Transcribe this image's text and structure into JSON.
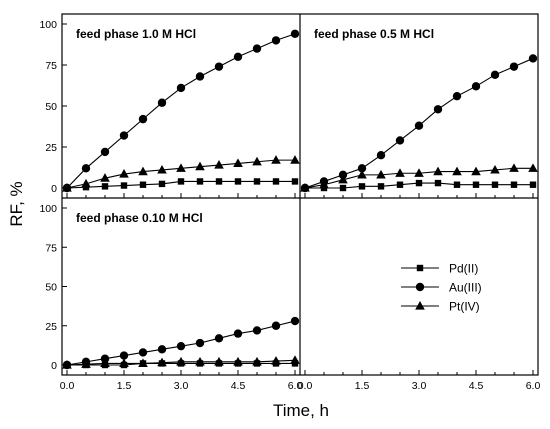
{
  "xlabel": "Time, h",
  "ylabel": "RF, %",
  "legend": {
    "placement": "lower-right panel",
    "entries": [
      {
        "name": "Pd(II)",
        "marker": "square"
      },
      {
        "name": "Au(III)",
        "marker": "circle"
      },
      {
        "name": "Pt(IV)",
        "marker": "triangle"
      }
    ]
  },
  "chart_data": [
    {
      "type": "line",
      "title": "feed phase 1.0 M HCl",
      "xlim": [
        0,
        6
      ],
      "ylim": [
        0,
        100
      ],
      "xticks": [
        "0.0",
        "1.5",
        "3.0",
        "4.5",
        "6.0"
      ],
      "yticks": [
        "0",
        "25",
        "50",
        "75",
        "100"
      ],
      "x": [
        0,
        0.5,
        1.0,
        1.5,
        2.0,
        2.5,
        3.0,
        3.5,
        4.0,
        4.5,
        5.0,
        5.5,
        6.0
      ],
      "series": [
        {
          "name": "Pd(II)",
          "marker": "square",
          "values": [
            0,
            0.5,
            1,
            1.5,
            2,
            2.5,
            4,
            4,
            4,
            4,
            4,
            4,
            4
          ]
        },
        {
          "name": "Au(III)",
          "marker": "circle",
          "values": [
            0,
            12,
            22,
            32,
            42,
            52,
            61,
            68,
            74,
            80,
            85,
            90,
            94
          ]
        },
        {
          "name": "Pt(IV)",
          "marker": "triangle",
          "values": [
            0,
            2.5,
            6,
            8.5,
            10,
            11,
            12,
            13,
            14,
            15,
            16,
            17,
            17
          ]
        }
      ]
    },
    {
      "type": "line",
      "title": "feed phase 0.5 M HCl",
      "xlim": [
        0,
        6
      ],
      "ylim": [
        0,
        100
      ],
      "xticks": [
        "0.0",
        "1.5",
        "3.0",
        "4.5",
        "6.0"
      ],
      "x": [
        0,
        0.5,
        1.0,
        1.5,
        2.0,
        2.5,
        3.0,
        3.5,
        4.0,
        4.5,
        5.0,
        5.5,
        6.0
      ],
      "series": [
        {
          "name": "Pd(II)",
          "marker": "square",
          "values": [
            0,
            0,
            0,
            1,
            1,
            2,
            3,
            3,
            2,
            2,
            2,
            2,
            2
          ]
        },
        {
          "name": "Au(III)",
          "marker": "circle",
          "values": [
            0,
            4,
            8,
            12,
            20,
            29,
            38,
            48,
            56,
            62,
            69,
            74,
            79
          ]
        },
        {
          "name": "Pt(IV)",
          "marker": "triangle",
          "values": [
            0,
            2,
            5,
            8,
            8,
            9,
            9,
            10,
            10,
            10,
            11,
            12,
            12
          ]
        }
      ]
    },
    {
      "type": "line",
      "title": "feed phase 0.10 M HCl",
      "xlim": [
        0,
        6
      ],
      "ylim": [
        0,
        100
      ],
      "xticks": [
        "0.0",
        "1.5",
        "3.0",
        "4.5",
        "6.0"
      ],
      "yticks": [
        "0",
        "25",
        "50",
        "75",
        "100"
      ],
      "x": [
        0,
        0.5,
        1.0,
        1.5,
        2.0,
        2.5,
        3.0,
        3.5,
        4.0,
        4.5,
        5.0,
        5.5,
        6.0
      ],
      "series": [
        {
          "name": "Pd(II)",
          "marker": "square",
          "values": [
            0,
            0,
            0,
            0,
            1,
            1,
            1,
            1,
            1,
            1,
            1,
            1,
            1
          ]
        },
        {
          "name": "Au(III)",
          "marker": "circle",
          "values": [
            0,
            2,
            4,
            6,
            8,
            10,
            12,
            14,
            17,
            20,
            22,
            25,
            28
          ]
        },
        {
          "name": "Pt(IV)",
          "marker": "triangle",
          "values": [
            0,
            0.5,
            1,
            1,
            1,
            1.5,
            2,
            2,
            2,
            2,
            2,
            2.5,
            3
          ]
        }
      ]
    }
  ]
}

WORK TO DO -> Go through the listing above and list every line that has the word "title".

EXERCISE RESPONSE ->
      "title": "feed phase 1.0 M HCl",
      "title": "feed phase 0.5 M HCl",
      "title": "feed phase 0.10 M HCl",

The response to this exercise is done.